• SUPPLIED MATERIAL:
##############################
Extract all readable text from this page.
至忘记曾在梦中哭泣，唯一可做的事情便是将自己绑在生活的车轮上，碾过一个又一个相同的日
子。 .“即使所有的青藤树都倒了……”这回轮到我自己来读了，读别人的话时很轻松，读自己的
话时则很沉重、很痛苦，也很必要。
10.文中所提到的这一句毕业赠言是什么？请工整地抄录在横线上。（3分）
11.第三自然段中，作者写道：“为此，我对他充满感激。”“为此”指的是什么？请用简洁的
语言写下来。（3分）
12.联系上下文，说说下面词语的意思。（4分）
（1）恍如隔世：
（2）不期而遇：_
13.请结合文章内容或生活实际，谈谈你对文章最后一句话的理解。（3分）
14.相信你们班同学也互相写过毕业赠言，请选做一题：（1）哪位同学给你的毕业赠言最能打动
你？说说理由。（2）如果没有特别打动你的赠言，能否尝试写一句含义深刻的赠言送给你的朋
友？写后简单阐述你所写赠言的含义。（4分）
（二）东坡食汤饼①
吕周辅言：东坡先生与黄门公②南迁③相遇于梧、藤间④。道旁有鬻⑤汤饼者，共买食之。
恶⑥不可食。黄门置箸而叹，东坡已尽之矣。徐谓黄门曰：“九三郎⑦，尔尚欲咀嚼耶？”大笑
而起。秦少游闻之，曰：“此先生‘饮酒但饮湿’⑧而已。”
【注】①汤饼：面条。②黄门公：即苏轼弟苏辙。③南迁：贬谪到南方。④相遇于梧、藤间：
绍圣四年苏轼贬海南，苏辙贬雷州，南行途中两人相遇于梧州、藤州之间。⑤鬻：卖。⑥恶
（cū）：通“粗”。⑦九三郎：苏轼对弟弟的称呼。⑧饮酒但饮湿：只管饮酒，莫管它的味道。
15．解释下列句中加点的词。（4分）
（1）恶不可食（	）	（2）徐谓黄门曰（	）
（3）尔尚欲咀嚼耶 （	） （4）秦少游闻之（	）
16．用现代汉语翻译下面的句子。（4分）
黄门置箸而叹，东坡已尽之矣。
##############################
Set down all of the entries exactly, please.

Extract all readable text from this page.
至忘记曾在梦中哭泣，唯一可做的事情便是将自己绑在生活的车轮上，碾过一个又一个相同的日
子。 .“即使所有的青藤树都倒了……”这回轮到我自己来读了，读别人的话时很轻松，读自己的
话时则很沉重、很痛苦，也很必要。
10.文中所提到的这一句毕业赠言是什么？请工整地抄录在横线上。（3分）
11.第三自然段中，作者写道：“为此，我对他充满感激。”“为此”指的是什么？请用简洁的
语言写下来。（3分）
12.联系上下文，说说下面词语的意思。（4分）
（1）恍如隔世：
（2）不期而遇：_
13.请结合文章内容或生活实际，谈谈你对文章最后一句话的理解。（3分）
14.相信你们班同学也互相写过毕业赠言，请选做一题：（1）哪位同学给你的毕业赠言最能打动
你？说说理由。（2）如果没有特别打动你的赠言，能否尝试写一句含义深刻的赠言送给你的朋
友？写后简单阐述你所写赠言的含义。（4分）
（二）东坡食汤饼①
吕周辅言：东坡先生与黄门公②南迁③相遇于梧、藤间④。道旁有鬻⑤汤饼者，共买食之。
恶⑥不可食。黄门置箸而叹，东坡已尽之矣。徐谓黄门曰：“九三郎⑦，尔尚欲咀嚼耶？”大笑
而起。秦少游闻之，曰：“此先生‘饮酒但饮湿’⑧而已。”
【注】①汤饼：面条。②黄门公：即苏轼弟苏辙。③南迁：贬谪到南方。④相遇于梧、藤间：
绍圣四年苏轼贬海南，苏辙贬雷州，南行途中两人相遇于梧州、藤州之间。⑤鬻：卖。⑥恶
（cū）：通“粗”。⑦九三郎：苏轼对弟弟的称呼。⑧饮酒但饮湿：只管饮酒，莫管它的味道。
15．解释下列句中加点的词。（4分）
（1）恶不可食（	）	（2）徐谓黄门曰（	）
（3）尔尚欲咀嚼耶 （	） （4）秦少游闻之（	）
16．用现代汉语翻译下面的句子。（4分）
黄门置箸而叹，东坡已尽之矣。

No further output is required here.